• Aim of the task: Copy the entries from the line with "crop-mark — [884, 0, 885, 46]" up to and including the line with "step-divider — [152, 668, 455, 669]", changing "list-item" to "bullet-item" and leaving everything else as it is. Give only those lines.

• Given records:
———
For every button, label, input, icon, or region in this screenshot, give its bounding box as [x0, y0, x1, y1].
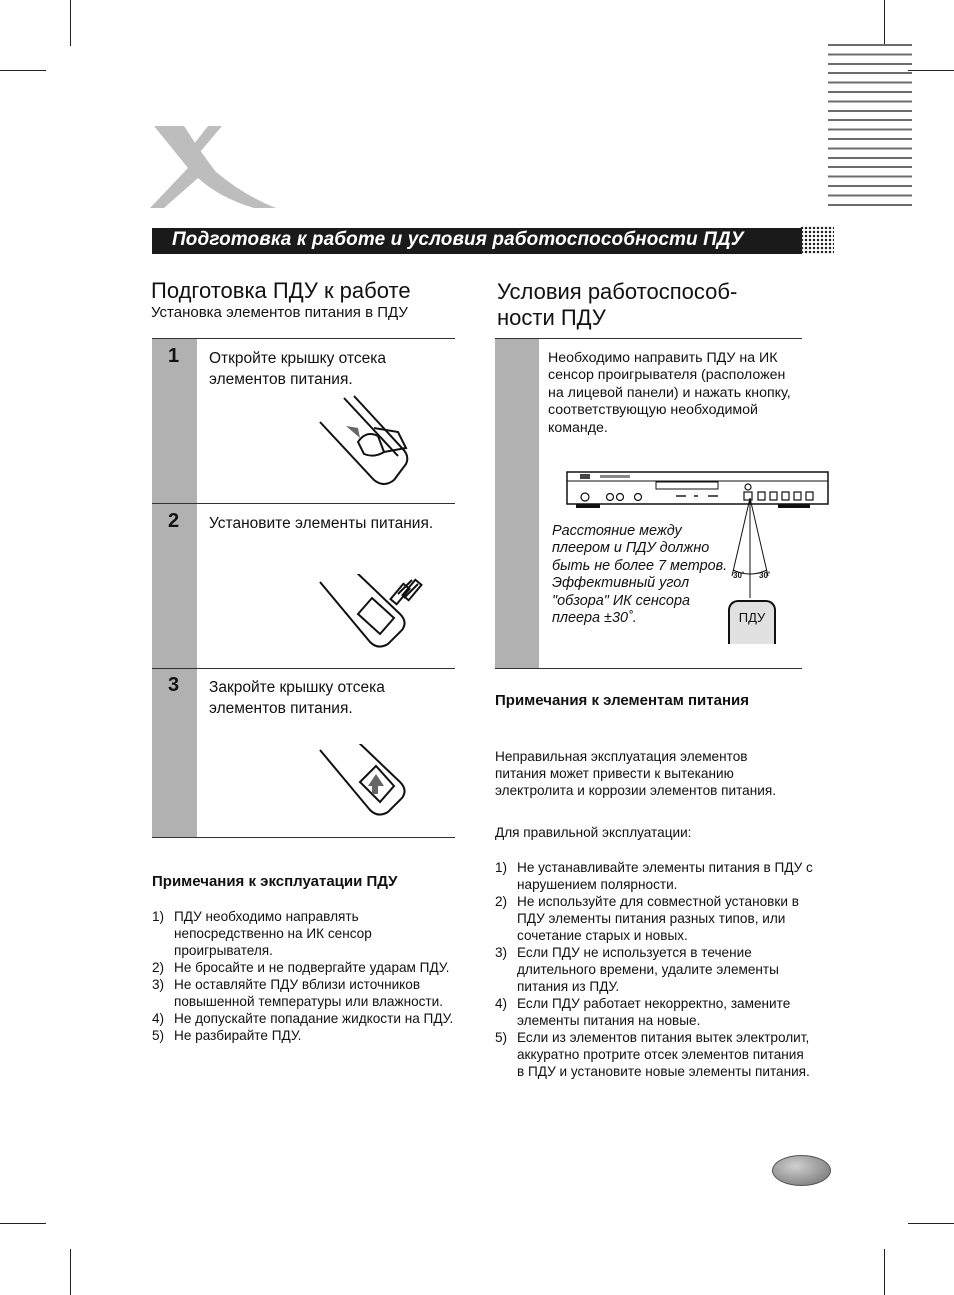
crop-mark — [884, 0, 885, 46]
list-item: 2) Не бросайте и не подвергайте ударам ПДУ. — [152, 960, 450, 975]
list-item: 4) Не допускайте попадание жидкости на ПДУ. — [152, 1011, 454, 1026]
step-divider — [152, 668, 455, 669]
left-notes-list — [152, 908, 457, 1044]
crop-mark — [908, 70, 954, 71]
step-number: 3 — [168, 674, 180, 696]
list-item: 3) Не оставляйте ПДУ вблизи источников повышенной температуры или влажности. — [152, 977, 444, 1009]
remote-control-icon — [728, 600, 776, 644]
page-number-badge — [772, 1155, 831, 1186]
list-item: 5) Если из элементов питания вытек электролит, аккуратно протрите отсек элементов питания в ПДУ и установите новые элементы питания. — [495, 1030, 810, 1079]
angle-label-left: 30˚ — [733, 571, 745, 580]
steps-top-rule — [152, 338, 455, 339]
battery-lead: Для правильной эксплуатации: — [495, 825, 692, 840]
conditions-bottom-rule — [495, 668, 802, 669]
banner-dots-decoration — [800, 226, 834, 254]
list-item: 1) ПДУ необходимо направлять непосредственно на ИК сенсор проигрывателя. — [152, 909, 372, 958]
stripes-decoration — [828, 44, 912, 208]
crop-mark — [70, 1249, 71, 1295]
step-text: Закройте крышку отсека элементов питания. — [209, 679, 385, 717]
right-heading-line2: ности ПДУ — [497, 305, 606, 330]
distance-note: Расстояние между плеером и ПДУ должно быть не более 7 метров. Эффективный угол "обзора" ИК сенсора плеера ±30˚. — [552, 523, 728, 627]
crop-mark — [908, 1223, 954, 1224]
crop-mark — [884, 1249, 885, 1295]
remote-open-cover-illustration — [314, 392, 424, 490]
brand-x-logo — [150, 124, 280, 210]
remote-insert-batteries-illustration — [314, 574, 424, 656]
remote-close-cover-illustration — [314, 744, 424, 824]
battery-intro: Неправильная эксплуатация элементов питания может привести к вытеканию электролита и коррозии элементов питания. — [495, 749, 776, 798]
list-item: 1) Не устанавливайте элементы питания в ПДУ с нарушением полярности. — [495, 860, 813, 892]
step-column — [152, 339, 197, 837]
left-notes-title: Примечания к эксплуатации ПДУ — [152, 873, 398, 890]
conditions-instruction: Необходимо направить ПДУ на ИК сенсор проигрывателя (расположен на лицевой панели) и нажать кнопку, соответствующую необходимой команде. — [548, 350, 791, 436]
steps-bottom-rule — [152, 837, 455, 838]
list-item: 3) Если ПДУ не используется в течение длительного времени, удалите элементы питания из ПДУ. — [495, 945, 779, 994]
angle-label-right: 30˚ — [759, 571, 771, 580]
battery-notes-list — [495, 859, 813, 1080]
conditions-column — [495, 339, 539, 668]
left-heading: Подготовка ПДУ к работе — [151, 278, 411, 303]
step-divider — [152, 503, 455, 504]
remote-label: ПДУ — [738, 610, 766, 625]
crop-mark — [70, 0, 71, 46]
list-item: 2) Не используйте для совместной установки в ПДУ элементы питания разных типов, или сочетание старых и новых. — [495, 894, 799, 943]
crop-mark — [0, 1223, 46, 1224]
crop-mark — [0, 70, 46, 71]
step-text: Установите элементы питания. — [209, 515, 434, 532]
step-number: 2 — [168, 510, 180, 532]
section-title: Подготовка к работе и условия работоспособности ПДУ — [172, 229, 744, 250]
list-item: 5) Не разбирайте ПДУ. — [152, 1028, 302, 1043]
conditions-top-rule — [495, 338, 802, 339]
step-number: 1 — [168, 345, 180, 367]
list-item: 4) Если ПДУ работает некорректно, замените элементы питания на новые. — [495, 996, 791, 1028]
battery-notes-title: Примечания к элементам питания — [495, 692, 749, 709]
dvd-player-illustration — [566, 470, 830, 512]
left-subheading: Установка элементов питания в ПДУ — [151, 304, 408, 321]
step-text: Откройте крышку отсека элементов питания. — [209, 350, 386, 388]
right-heading-line1: Условия работоспособ- — [497, 279, 738, 304]
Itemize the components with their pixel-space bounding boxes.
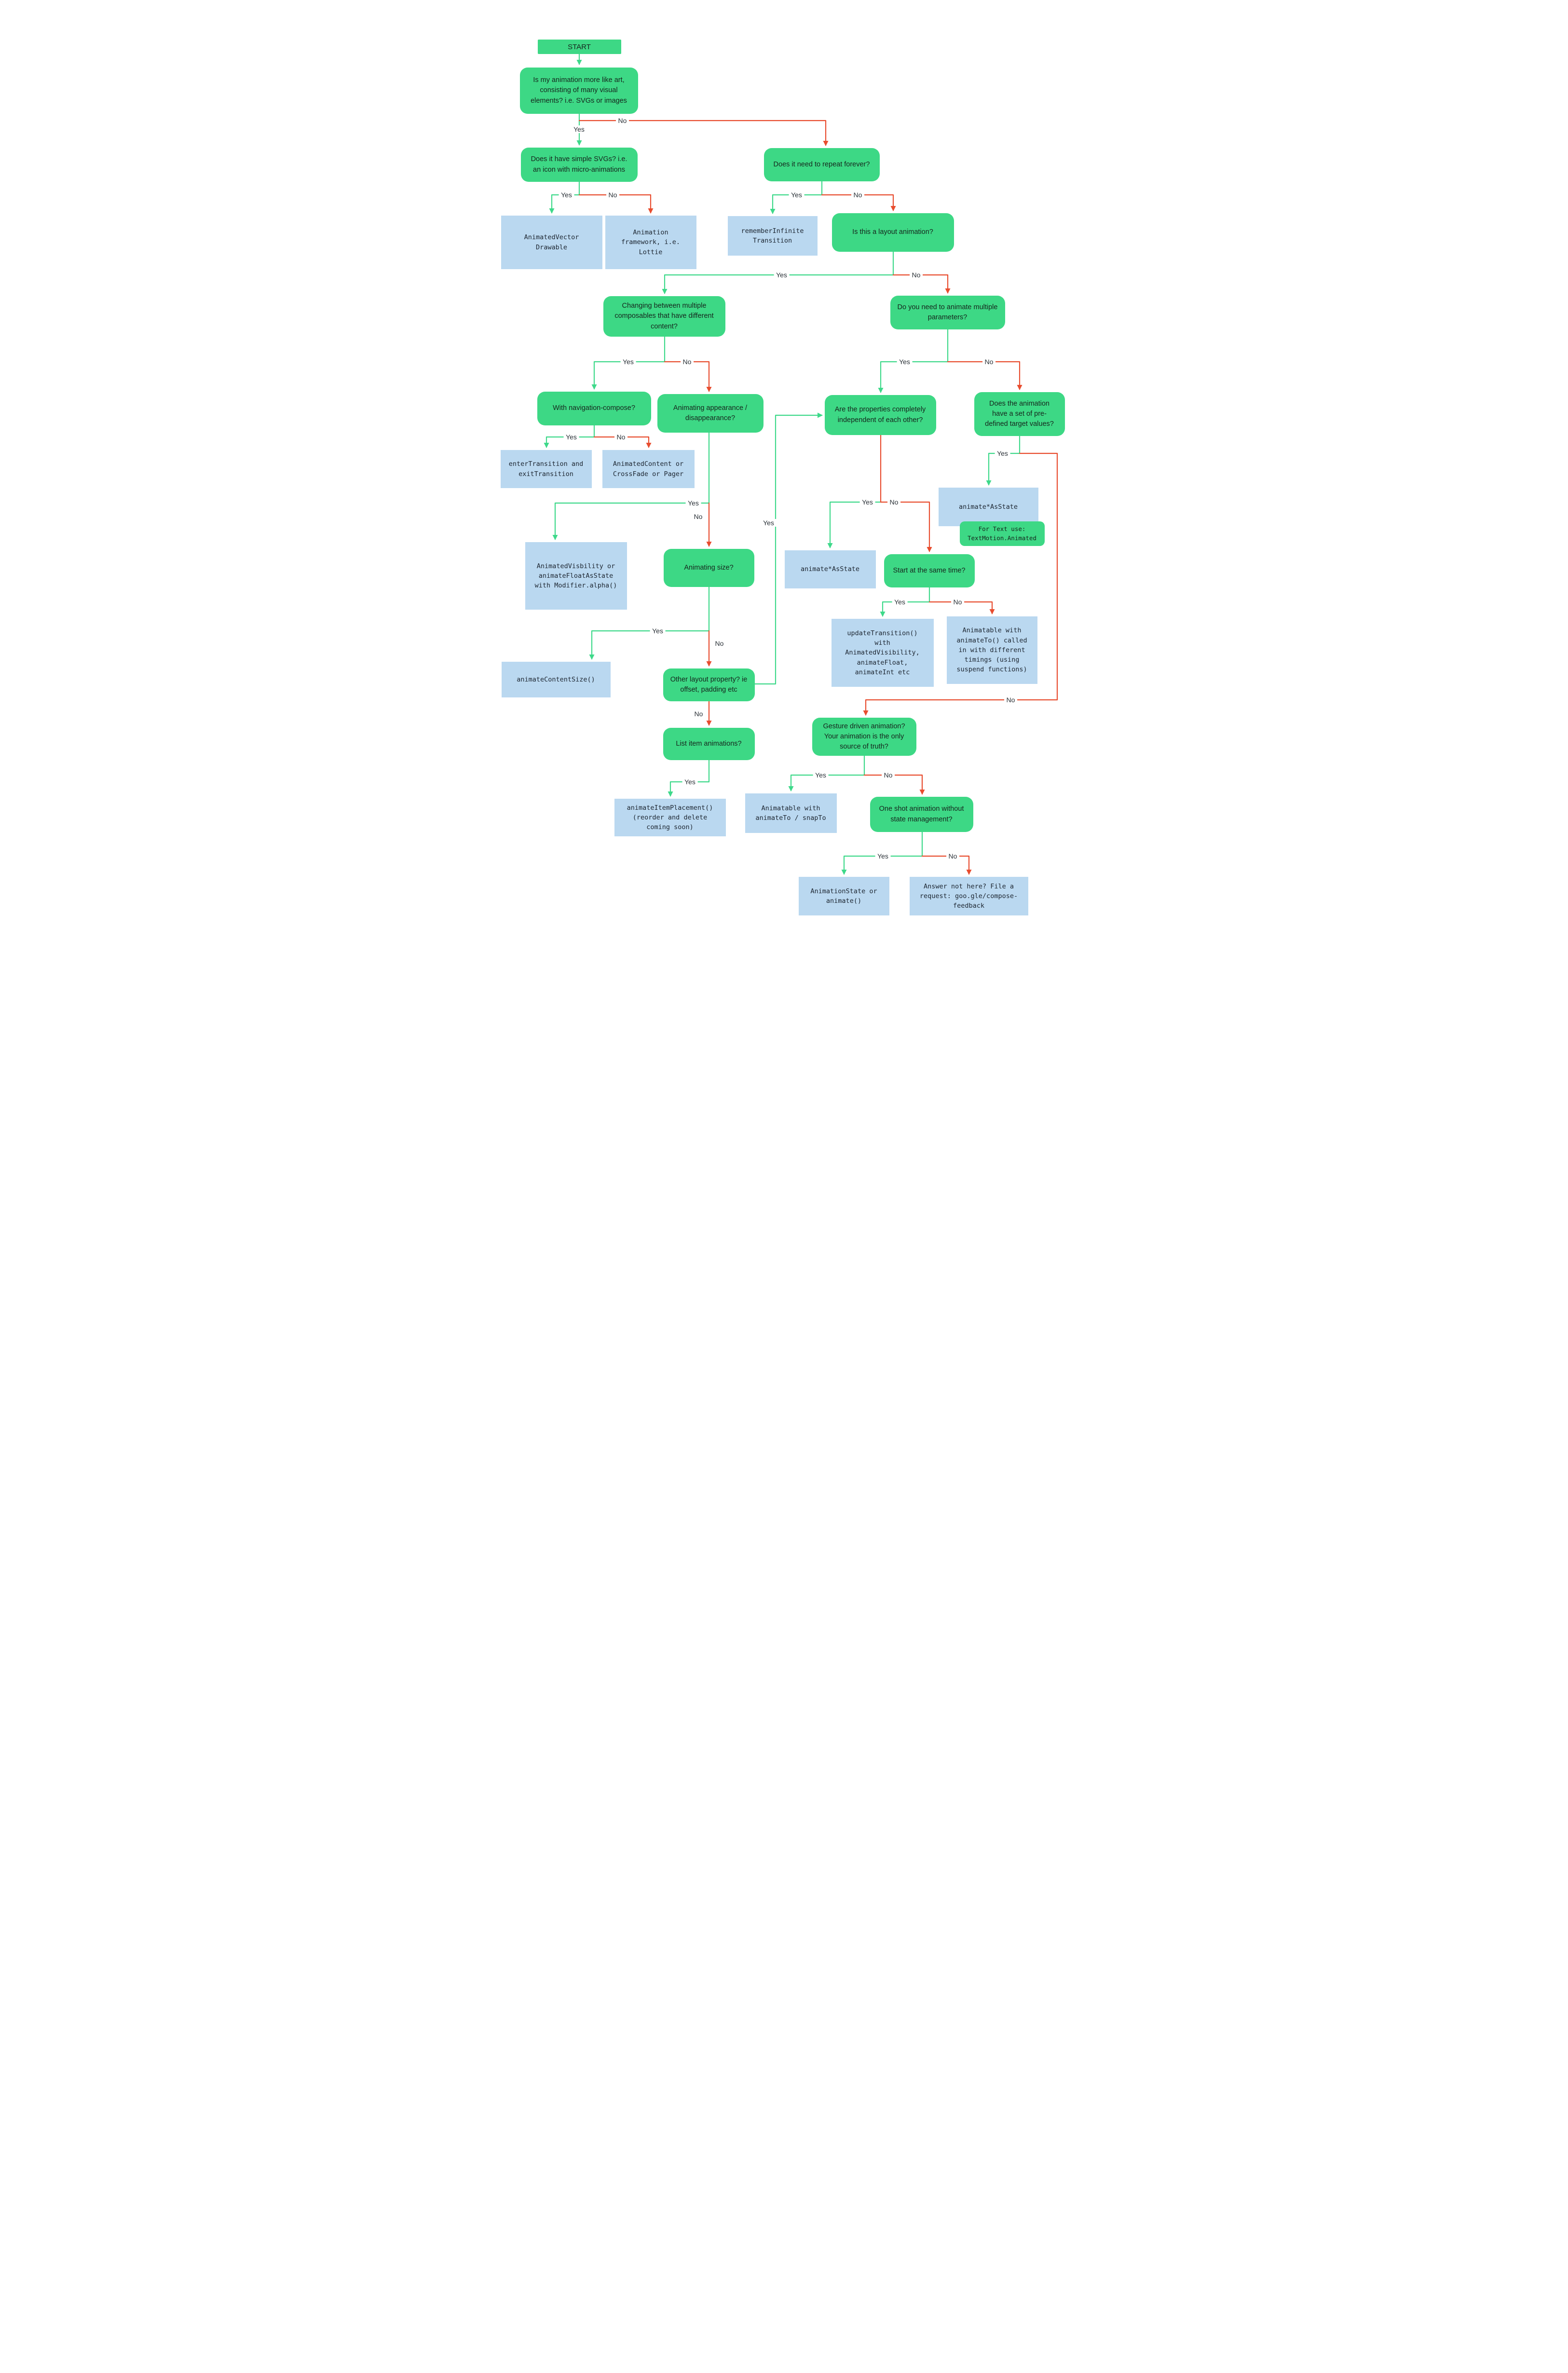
question-animating-size: Animating size? — [664, 549, 754, 587]
edge-label-oneshot-no: No — [946, 852, 960, 860]
question-repeat-forever: Does it need to repeat forever? — [764, 148, 880, 181]
edge-label-mc-yes: Yes — [620, 358, 636, 366]
answer-animate-content-size: animateContentSize() — [502, 662, 611, 697]
question-one-shot-animation: One shot animation without state management? — [870, 797, 973, 832]
edge-label-layout-no: No — [910, 271, 923, 279]
question-other-layout-property: Other layout property? ie offset, padding etc — [663, 668, 755, 701]
edge-qmp-no-line — [948, 362, 1020, 389]
edge-label-ind-yes: Yes — [859, 498, 875, 506]
edge-label-same-yes: Yes — [892, 598, 908, 606]
edge-label-other-yes: Yes — [761, 519, 777, 527]
edge-label-mc-no: No — [681, 358, 694, 366]
question-multiple-parameters: Do you need to animate multiple parameters? — [890, 296, 1005, 329]
start-node: START — [538, 40, 621, 54]
edge-label-art-no: No — [616, 117, 629, 124]
edge-label-mp-yes: Yes — [897, 358, 913, 366]
answer-animated-visibility-alpha: AnimatedVisbility or animateFloatAsState with Modifier.alpha() — [525, 542, 627, 610]
edge-label-list-yes: Yes — [682, 778, 698, 786]
answer-update-transition: updateTransition() with AnimatedVisibility, animateFloat, animateInt etc — [832, 619, 934, 687]
edge-label-same-no: No — [951, 598, 965, 606]
answer-animation-state: AnimationState or animate() — [799, 877, 889, 915]
edge-label-pre-yes: Yes — [995, 450, 1010, 457]
question-predefined-target-values: Does the animation have a set of pre-defined target values? — [974, 392, 1065, 436]
edge-label-svg-no: No — [606, 191, 620, 199]
edge-qmc-no-line — [665, 362, 709, 391]
answer-animation-framework-lottie: Animation framework, i.e. Lottie — [605, 216, 696, 269]
answer-feedback-request: Answer not here? File a request: goo.gle/compose-feedback — [910, 877, 1028, 915]
edge-label-pre-no: No — [1004, 696, 1018, 704]
question-simple-svgs: Does it have simple SVGs? i.e. an icon with micro-animations — [521, 148, 638, 182]
edge-label-ind-no: No — [887, 498, 901, 506]
edge-label-app-yes: Yes — [685, 499, 701, 507]
edge-label-size-yes: Yes — [650, 627, 666, 635]
edge-label-app-no: No — [692, 513, 705, 520]
question-appearance-disappearance: Animating appearance / disappearance? — [657, 394, 764, 433]
edge-label-nav-no: No — [614, 433, 628, 441]
question-navigation-compose: With navigation-compose? — [537, 392, 651, 425]
edge-qmp-yes-line — [881, 329, 948, 392]
question-properties-independent: Are the properties completely independent of each other? — [825, 395, 936, 435]
edge-qind-no-line — [881, 502, 929, 551]
edge-qpre-yes-line — [989, 436, 1020, 485]
edge-label-mp-no: No — [982, 358, 996, 366]
answer-animatable-different-timings: Animatable with animateTo() called in with different timings (using suspend functions) — [947, 616, 1037, 684]
edge-label-other-no: No — [692, 710, 706, 718]
edge-label-svg-yes: Yes — [559, 191, 574, 199]
edge-label-oneshot-yes: Yes — [875, 852, 891, 860]
answer-animated-vector-drawable: AnimatedVector Drawable — [501, 216, 602, 269]
edge-qoneshot-no-line — [922, 856, 969, 874]
answer-animate-as-state-left: animate*AsState — [785, 550, 876, 588]
edge-label-repeat-yes: Yes — [789, 191, 804, 199]
answer-animated-content-crossfade-pager: AnimatedContent or CrossFade or Pager — [602, 450, 695, 488]
edge-label-repeat-no: No — [851, 191, 865, 199]
note-text-motion-animated: For Text use: TextMotion.Animated — [960, 521, 1045, 546]
question-multiple-composables: Changing between multiple composables that have different content? — [603, 296, 725, 337]
question-list-item-animations: List item animations? — [663, 728, 755, 760]
edge-label-art-yes: Yes — [571, 125, 587, 133]
edge-label-gesture-yes: Yes — [813, 771, 829, 779]
answer-enter-exit-transition: enterTransition and exitTransition — [501, 450, 592, 488]
question-start-same-time: Start at the same time? — [884, 554, 975, 587]
edge-qother-yes-line — [755, 415, 822, 684]
flowchart-canvas — [471, 0, 1098, 949]
edge-qind-yes-line — [830, 502, 881, 547]
answer-animate-as-state-right: animate*AsState — [939, 488, 1038, 526]
question-gesture-driven: Gesture driven animation? Your animation is the only source of truth? — [812, 718, 916, 756]
question-art: Is my animation more like art, consisting of many visual elements? i.e. SVGs or images — [520, 68, 638, 114]
question-layout-animation: Is this a layout animation? — [832, 213, 954, 252]
edge-label-layout-yes: Yes — [774, 271, 790, 279]
answer-animate-item-placement: animateItemPlacement() (reorder and delete coming soon) — [614, 799, 726, 836]
answer-animatable-snap-to: Animatable with animateTo / snapTo — [745, 793, 837, 833]
answer-remember-infinite-transition: rememberInfinite Transition — [728, 216, 818, 256]
edge-label-gesture-no: No — [882, 771, 895, 779]
edge-label-size-no: No — [713, 640, 726, 647]
edge-label-nav-yes: Yes — [563, 433, 579, 441]
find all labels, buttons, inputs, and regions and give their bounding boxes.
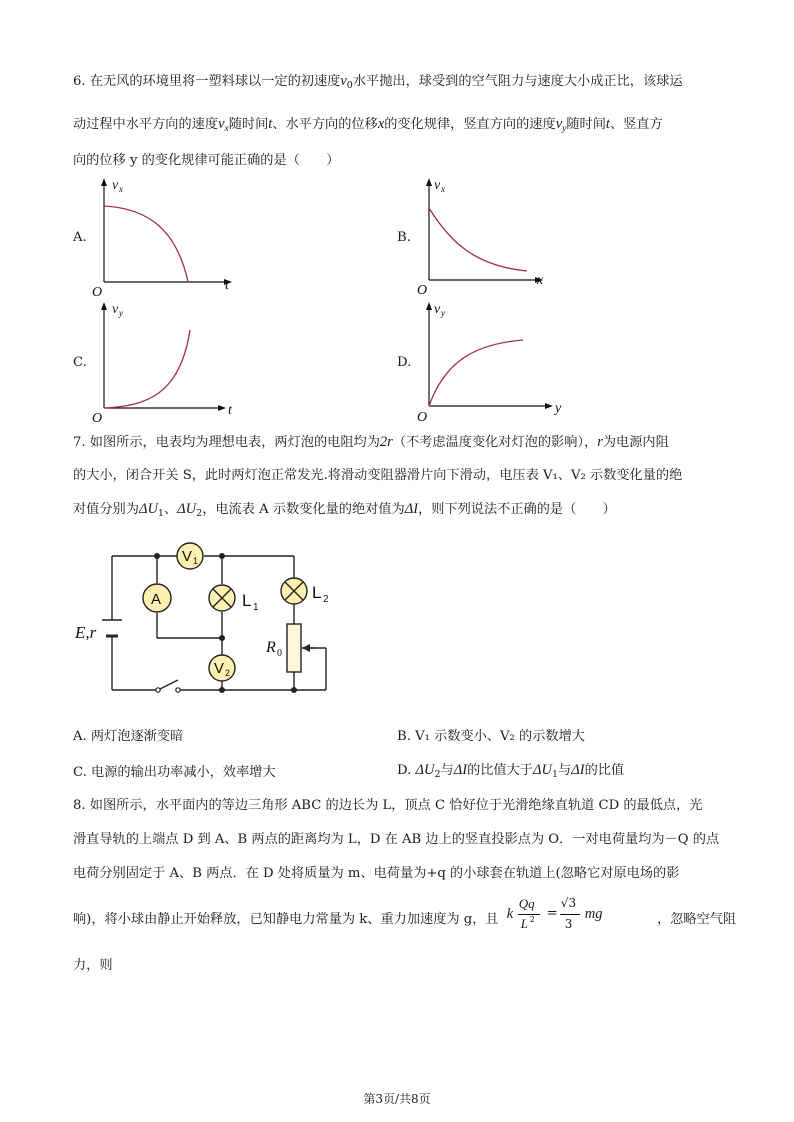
———
• Solution to this task:
crop-mark — [884, 0, 885, 46]
bullet-item: 2) Не бросайте и не подвергайте ударам ПДУ. — [152, 960, 450, 975]
bullet-item: 4) Не допускайте попадание жидкости на ПДУ. — [152, 1011, 454, 1026]
step-divider — [152, 668, 455, 669]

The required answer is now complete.